Extracted records:
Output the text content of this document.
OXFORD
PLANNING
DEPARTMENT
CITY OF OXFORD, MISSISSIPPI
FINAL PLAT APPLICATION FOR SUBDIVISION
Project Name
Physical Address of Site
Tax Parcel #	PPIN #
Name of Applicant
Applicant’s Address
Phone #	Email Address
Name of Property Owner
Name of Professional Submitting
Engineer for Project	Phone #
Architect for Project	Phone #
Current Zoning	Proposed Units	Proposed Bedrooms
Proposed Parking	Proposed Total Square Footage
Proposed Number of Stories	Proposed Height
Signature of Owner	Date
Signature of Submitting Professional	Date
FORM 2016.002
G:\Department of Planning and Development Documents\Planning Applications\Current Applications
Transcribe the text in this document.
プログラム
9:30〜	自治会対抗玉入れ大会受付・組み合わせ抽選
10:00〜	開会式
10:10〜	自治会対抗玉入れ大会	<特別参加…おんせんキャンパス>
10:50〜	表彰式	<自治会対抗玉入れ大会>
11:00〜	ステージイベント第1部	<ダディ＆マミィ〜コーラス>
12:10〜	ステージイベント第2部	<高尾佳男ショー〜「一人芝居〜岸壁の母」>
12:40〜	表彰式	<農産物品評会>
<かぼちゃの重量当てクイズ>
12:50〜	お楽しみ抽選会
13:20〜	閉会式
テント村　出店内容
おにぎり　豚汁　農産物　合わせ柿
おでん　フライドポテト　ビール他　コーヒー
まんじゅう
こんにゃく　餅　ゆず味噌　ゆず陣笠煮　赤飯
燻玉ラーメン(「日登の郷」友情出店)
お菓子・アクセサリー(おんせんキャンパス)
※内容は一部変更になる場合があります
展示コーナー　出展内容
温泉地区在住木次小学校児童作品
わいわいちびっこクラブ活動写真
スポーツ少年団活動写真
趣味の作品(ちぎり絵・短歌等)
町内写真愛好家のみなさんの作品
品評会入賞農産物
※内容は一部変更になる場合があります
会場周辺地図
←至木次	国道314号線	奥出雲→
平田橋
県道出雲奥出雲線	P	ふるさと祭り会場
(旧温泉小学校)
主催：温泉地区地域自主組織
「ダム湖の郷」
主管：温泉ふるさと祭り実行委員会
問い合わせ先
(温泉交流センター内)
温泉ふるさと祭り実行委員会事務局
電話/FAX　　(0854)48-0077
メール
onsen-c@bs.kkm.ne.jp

### Set task
Output exactly the lines above, from the one holding "Transcribe the text in this document." through the end of the data, including the first and last.

### Problem solution
Transcribe the text in this document.
プログラム
9:30〜	自治会対抗玉入れ大会受付・組み合わせ抽選
10:00〜	開会式
10:10〜	自治会対抗玉入れ大会	<特別参加…おんせんキャンパス>
10:50〜	表彰式	<自治会対抗玉入れ大会>
11:00〜	ステージイベント第1部	<ダディ＆マミィ〜コーラス>
12:10〜	ステージイベント第2部	<高尾佳男ショー〜「一人芝居〜岸壁の母」>
12:40〜	表彰式	<農産物品評会>
<かぼちゃの重量当てクイズ>
12:50〜	お楽しみ抽選会
13:20〜	閉会式
テント村　出店内容
おにぎり　豚汁　農産物　合わせ柿
おでん　フライドポテト　ビール他　コーヒー
まんじゅう
こんにゃく　餅　ゆず味噌　ゆず陣笠煮　赤飯
燻玉ラーメン(「日登の郷」友情出店)
お菓子・アクセサリー(おんせんキャンパス)
※内容は一部変更になる場合があります
展示コーナー　出展内容
温泉地区在住木次小学校児童作品
わいわいちびっこクラブ活動写真
スポーツ少年団活動写真
趣味の作品(ちぎり絵・短歌等)
町内写真愛好家のみなさんの作品
品評会入賞農産物
※内容は一部変更になる場合があります
会場周辺地図
←至木次	国道314号線	奥出雲→
平田橋
県道出雲奥出雲線	P	ふるさと祭り会場
(旧温泉小学校)
主催：温泉地区地域自主組織
「ダム湖の郷」
主管：温泉ふるさと祭り実行委員会
問い合わせ先
(温泉交流センター内)
温泉ふるさと祭り実行委員会事務局
電話/FAX　　(0854)48-0077
メール
onsen-c@bs.kkm.ne.jp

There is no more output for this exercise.